↓
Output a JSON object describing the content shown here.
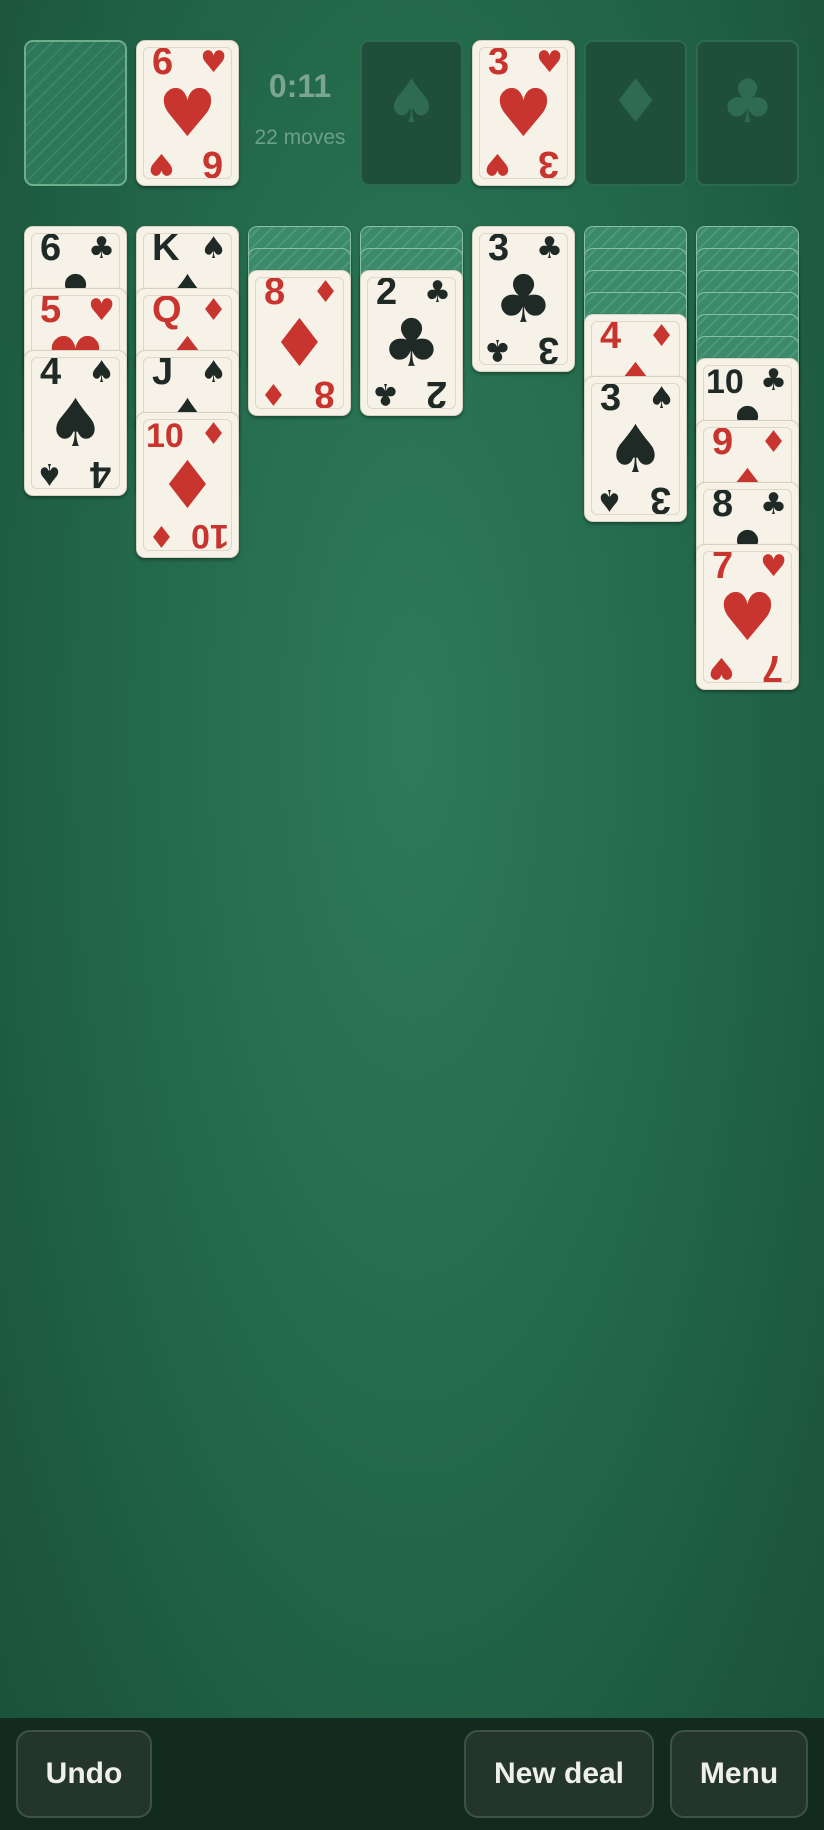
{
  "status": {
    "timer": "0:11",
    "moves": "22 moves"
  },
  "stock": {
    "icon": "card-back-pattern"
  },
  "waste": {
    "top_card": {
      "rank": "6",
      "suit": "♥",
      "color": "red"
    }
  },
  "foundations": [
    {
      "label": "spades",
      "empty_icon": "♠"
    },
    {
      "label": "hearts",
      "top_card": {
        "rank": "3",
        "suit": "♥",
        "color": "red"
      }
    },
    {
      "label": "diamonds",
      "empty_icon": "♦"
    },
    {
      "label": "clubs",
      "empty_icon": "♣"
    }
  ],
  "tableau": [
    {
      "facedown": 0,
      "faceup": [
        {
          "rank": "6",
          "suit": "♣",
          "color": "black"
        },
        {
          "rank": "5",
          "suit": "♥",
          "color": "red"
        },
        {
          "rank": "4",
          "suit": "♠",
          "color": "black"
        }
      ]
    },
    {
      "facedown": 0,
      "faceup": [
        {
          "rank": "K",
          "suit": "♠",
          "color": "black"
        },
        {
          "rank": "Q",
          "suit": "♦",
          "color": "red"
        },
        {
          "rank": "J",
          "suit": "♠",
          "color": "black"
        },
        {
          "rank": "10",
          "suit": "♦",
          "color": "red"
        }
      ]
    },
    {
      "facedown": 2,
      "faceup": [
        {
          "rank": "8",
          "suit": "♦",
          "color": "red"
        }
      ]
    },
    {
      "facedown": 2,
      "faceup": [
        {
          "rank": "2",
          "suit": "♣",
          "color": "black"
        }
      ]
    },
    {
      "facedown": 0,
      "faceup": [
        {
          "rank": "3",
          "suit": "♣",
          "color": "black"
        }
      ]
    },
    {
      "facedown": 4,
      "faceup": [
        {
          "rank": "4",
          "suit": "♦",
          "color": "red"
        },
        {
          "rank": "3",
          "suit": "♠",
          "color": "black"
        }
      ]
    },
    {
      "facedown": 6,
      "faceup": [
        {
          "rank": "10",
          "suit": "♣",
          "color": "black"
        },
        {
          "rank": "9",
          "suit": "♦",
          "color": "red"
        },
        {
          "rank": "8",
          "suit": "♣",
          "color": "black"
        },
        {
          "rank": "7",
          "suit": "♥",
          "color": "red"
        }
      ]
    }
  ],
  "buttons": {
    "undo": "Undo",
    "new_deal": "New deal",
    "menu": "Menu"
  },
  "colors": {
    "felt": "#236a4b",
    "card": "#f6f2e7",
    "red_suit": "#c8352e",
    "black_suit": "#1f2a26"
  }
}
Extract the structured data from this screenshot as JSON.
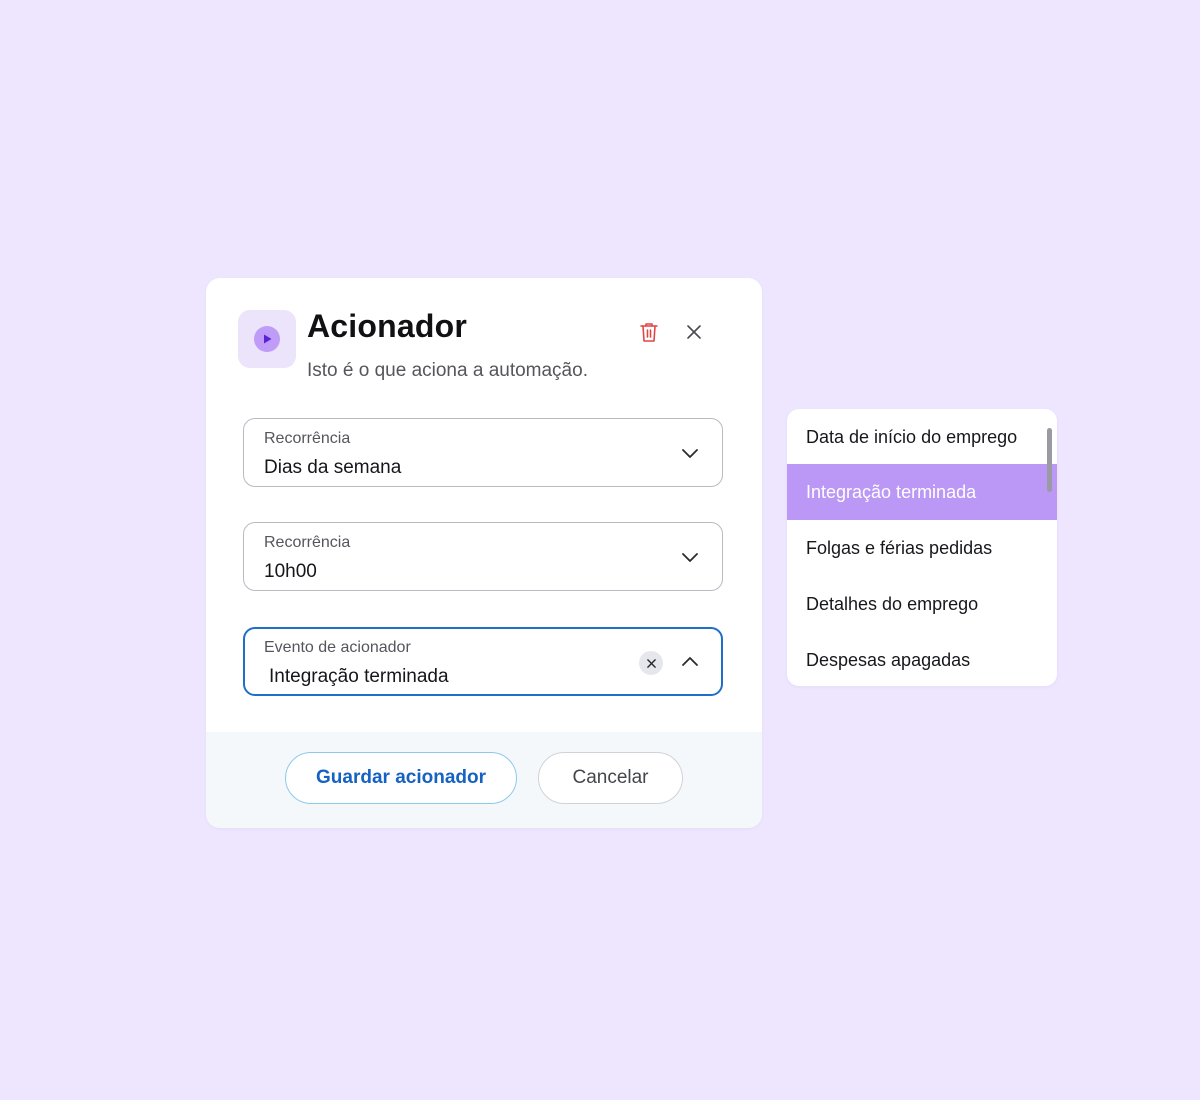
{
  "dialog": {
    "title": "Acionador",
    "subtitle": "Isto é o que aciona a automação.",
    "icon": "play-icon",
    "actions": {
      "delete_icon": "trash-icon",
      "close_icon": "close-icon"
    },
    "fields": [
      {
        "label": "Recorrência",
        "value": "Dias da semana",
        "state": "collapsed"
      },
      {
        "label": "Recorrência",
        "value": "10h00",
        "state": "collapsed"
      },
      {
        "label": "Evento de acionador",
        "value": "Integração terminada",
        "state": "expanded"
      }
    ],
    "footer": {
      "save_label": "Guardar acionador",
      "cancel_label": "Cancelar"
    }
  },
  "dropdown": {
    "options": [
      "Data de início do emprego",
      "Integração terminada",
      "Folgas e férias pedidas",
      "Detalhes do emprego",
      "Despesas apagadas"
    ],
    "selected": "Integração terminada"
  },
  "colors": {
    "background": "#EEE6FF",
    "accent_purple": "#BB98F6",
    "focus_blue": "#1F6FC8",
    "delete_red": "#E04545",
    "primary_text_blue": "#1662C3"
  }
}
↑
Short exercise: Copy the whole listing above word for word but do not carry over the pictures.

Response to this task:
Output a JSON object describing the content shown here.
{
  "status": {
    "timer": "0:11",
    "moves": "22 moves"
  },
  "stock": {
    "icon": "card-back-pattern"
  },
  "waste": {
    "top_card": {
      "rank": "6",
      "suit": "♥",
      "color": "red"
    }
  },
  "foundations": [
    {
      "label": "spades",
      "empty_icon": "♠"
    },
    {
      "label": "hearts",
      "top_card": {
        "rank": "3",
        "suit": "♥",
        "color": "red"
      }
    },
    {
      "label": "diamonds",
      "empty_icon": "♦"
    },
    {
      "label": "clubs",
      "empty_icon": "♣"
    }
  ],
  "tableau": [
    {
      "facedown": 0,
      "faceup": [
        {
          "rank": "6",
          "suit": "♣",
          "color": "black"
        },
        {
          "rank": "5",
          "suit": "♥",
          "color": "red"
        },
        {
          "rank": "4",
          "suit": "♠",
          "color": "black"
        }
      ]
    },
    {
      "facedown": 0,
      "faceup": [
        {
          "rank": "K",
          "suit": "♠",
          "color": "black"
        },
        {
          "rank": "Q",
          "suit": "♦",
          "color": "red"
        },
        {
          "rank": "J",
          "suit": "♠",
          "color": "black"
        },
        {
          "rank": "10",
          "suit": "♦",
          "color": "red"
        }
      ]
    },
    {
      "facedown": 2,
      "faceup": [
        {
          "rank": "8",
          "suit": "♦",
          "color": "red"
        }
      ]
    },
    {
      "facedown": 2,
      "faceup": [
        {
          "rank": "2",
          "suit": "♣",
          "color": "black"
        }
      ]
    },
    {
      "facedown": 0,
      "faceup": [
        {
          "rank": "3",
          "suit": "♣",
          "color": "black"
        }
      ]
    },
    {
      "facedown": 4,
      "faceup": [
        {
          "rank": "4",
          "suit": "♦",
          "color": "red"
        },
        {
          "rank": "3",
          "suit": "♠",
          "color": "black"
        }
      ]
    },
    {
      "facedown": 6,
      "faceup": [
        {
          "rank": "10",
          "suit": "♣",
          "color": "black"
        },
        {
          "rank": "9",
          "suit": "♦",
          "color": "red"
        },
        {
          "rank": "8",
          "suit": "♣",
          "color": "black"
        },
        {
          "rank": "7",
          "suit": "♥",
          "color": "red"
        }
      ]
    }
  ],
  "buttons": {
    "undo": "Undo",
    "new_deal": "New deal",
    "menu": "Menu"
  },
  "colors": {
    "felt": "#236a4b",
    "card": "#f6f2e7",
    "red_suit": "#c8352e",
    "black_suit": "#1f2a26"
  }
}
Extract the structured data from this screenshot as JSON.
{
  "dialog": {
    "title": "Acionador",
    "subtitle": "Isto é o que aciona a automação.",
    "icon": "play-icon",
    "actions": {
      "delete_icon": "trash-icon",
      "close_icon": "close-icon"
    },
    "fields": [
      {
        "label": "Recorrência",
        "value": "Dias da semana",
        "state": "collapsed"
      },
      {
        "label": "Recorrência",
        "value": "10h00",
        "state": "collapsed"
      },
      {
        "label": "Evento de acionador",
        "value": "Integração terminada",
        "state": "expanded"
      }
    ],
    "footer": {
      "save_label": "Guardar acionador",
      "cancel_label": "Cancelar"
    }
  },
  "dropdown": {
    "options": [
      "Data de início do emprego",
      "Integração terminada",
      "Folgas e férias pedidas",
      "Detalhes do emprego",
      "Despesas apagadas"
    ],
    "selected": "Integração terminada"
  },
  "colors": {
    "background": "#EEE6FF",
    "accent_purple": "#BB98F6",
    "focus_blue": "#1F6FC8",
    "delete_red": "#E04545",
    "primary_text_blue": "#1662C3"
  }
}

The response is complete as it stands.